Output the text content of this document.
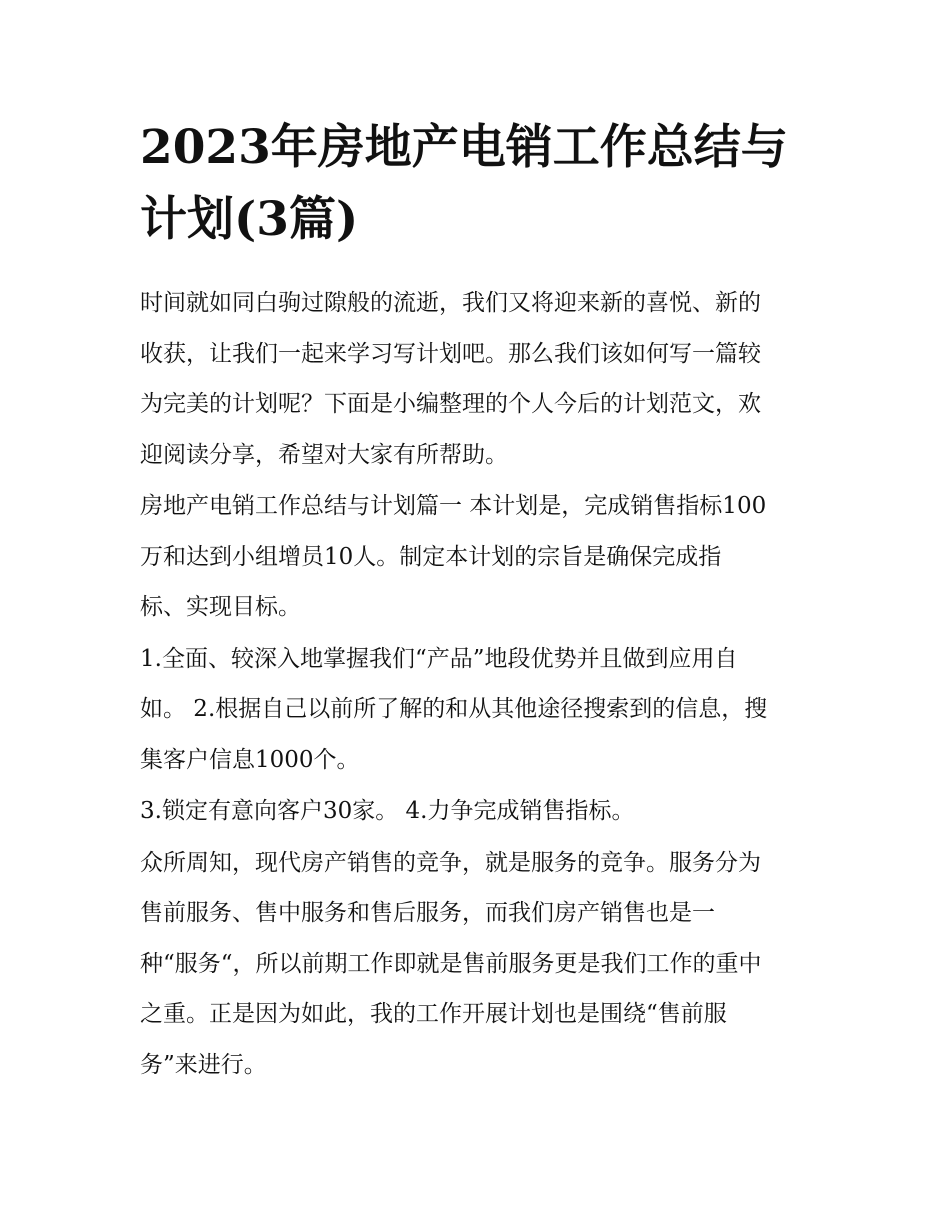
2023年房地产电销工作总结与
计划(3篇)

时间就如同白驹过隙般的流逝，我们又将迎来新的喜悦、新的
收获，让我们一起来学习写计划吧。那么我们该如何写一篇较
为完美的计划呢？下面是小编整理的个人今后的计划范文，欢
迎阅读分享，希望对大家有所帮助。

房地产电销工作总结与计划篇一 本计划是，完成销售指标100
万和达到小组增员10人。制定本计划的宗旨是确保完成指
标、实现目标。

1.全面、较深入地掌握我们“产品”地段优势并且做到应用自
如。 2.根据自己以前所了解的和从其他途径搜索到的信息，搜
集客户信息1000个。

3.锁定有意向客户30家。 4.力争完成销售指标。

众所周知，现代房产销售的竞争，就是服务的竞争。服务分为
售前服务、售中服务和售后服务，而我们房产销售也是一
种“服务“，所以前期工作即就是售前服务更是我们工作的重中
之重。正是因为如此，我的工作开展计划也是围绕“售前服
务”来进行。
* * *
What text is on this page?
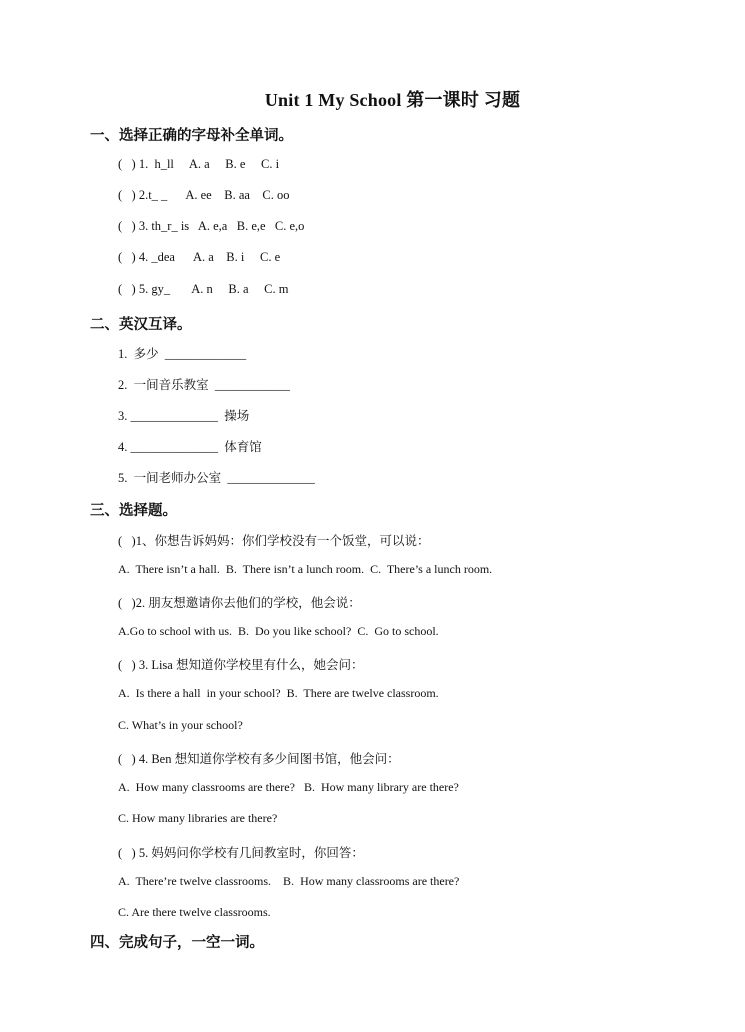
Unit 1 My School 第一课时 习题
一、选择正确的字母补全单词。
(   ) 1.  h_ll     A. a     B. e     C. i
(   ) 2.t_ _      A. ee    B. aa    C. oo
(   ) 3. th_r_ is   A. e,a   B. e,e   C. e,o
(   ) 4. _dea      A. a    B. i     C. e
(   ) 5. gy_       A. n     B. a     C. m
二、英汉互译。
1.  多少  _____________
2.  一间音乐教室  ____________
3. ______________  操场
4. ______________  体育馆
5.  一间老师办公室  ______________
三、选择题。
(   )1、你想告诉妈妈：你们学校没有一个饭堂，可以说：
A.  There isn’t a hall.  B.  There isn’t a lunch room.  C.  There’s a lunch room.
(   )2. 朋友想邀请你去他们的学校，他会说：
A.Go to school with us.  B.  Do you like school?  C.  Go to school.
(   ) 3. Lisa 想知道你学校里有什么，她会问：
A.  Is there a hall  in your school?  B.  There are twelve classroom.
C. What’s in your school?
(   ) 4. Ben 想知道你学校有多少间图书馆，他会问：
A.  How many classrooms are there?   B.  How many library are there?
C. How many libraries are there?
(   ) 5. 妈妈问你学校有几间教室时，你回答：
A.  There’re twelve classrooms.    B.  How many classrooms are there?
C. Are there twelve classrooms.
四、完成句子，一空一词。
---
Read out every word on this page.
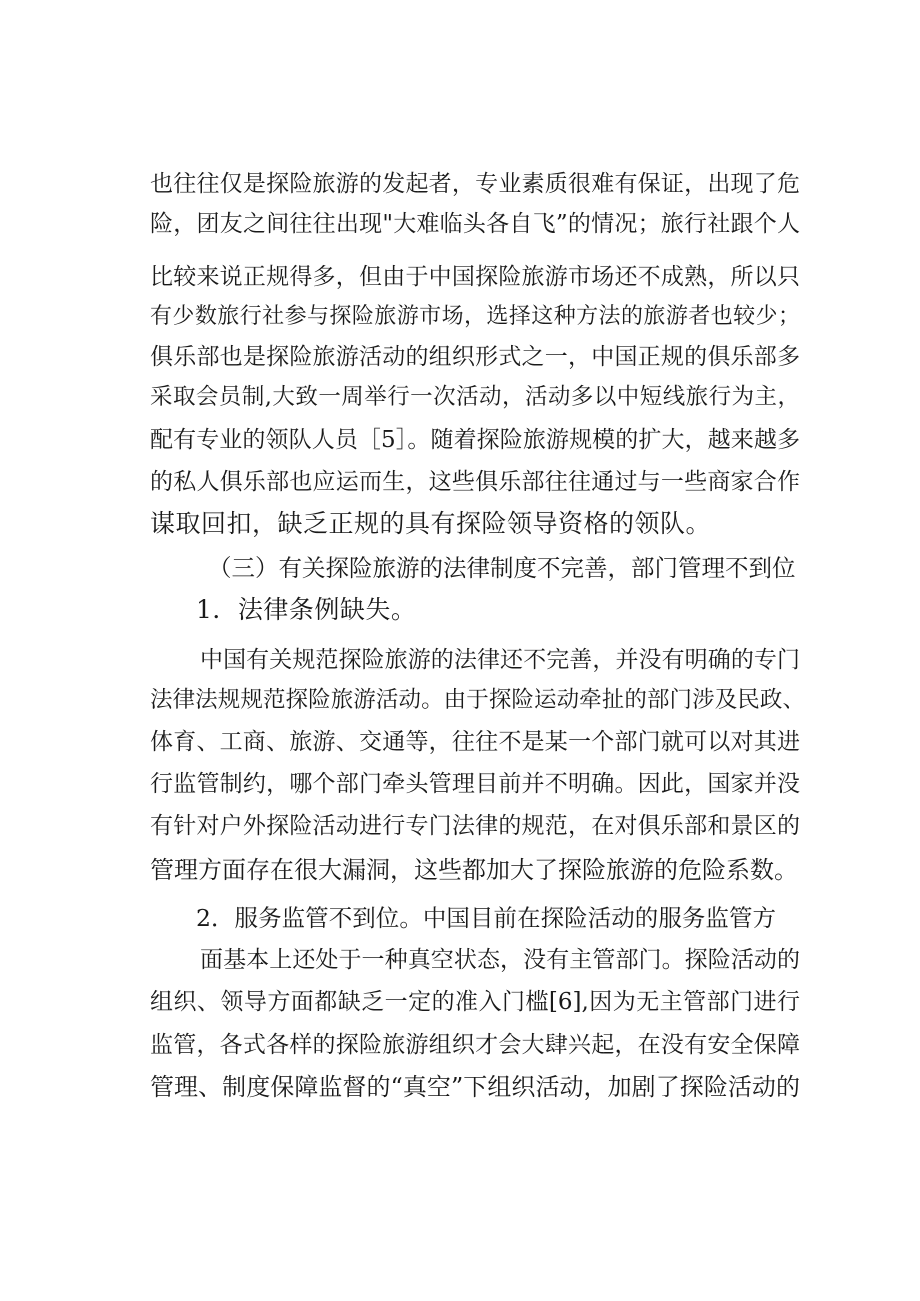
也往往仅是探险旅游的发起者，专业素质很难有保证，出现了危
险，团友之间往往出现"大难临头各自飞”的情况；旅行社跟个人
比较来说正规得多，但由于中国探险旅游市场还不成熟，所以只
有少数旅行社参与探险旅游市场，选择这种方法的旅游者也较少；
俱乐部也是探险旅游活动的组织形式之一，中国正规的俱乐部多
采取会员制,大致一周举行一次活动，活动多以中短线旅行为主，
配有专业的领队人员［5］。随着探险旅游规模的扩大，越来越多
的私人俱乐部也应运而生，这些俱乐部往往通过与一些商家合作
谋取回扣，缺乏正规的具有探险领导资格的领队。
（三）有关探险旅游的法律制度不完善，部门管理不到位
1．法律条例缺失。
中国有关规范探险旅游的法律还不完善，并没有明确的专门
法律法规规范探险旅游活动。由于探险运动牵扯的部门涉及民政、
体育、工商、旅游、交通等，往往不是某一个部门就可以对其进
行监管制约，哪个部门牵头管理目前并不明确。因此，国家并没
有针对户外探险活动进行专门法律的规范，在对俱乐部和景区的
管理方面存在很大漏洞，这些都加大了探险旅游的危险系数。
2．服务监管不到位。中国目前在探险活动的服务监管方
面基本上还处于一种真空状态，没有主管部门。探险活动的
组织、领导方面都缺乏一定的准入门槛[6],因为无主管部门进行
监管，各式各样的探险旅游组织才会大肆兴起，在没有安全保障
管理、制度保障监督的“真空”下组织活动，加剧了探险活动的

*The exercise*. Of the lines above, how many contain the word "text"? Provide the number and nothing else.

*Task solution*. 2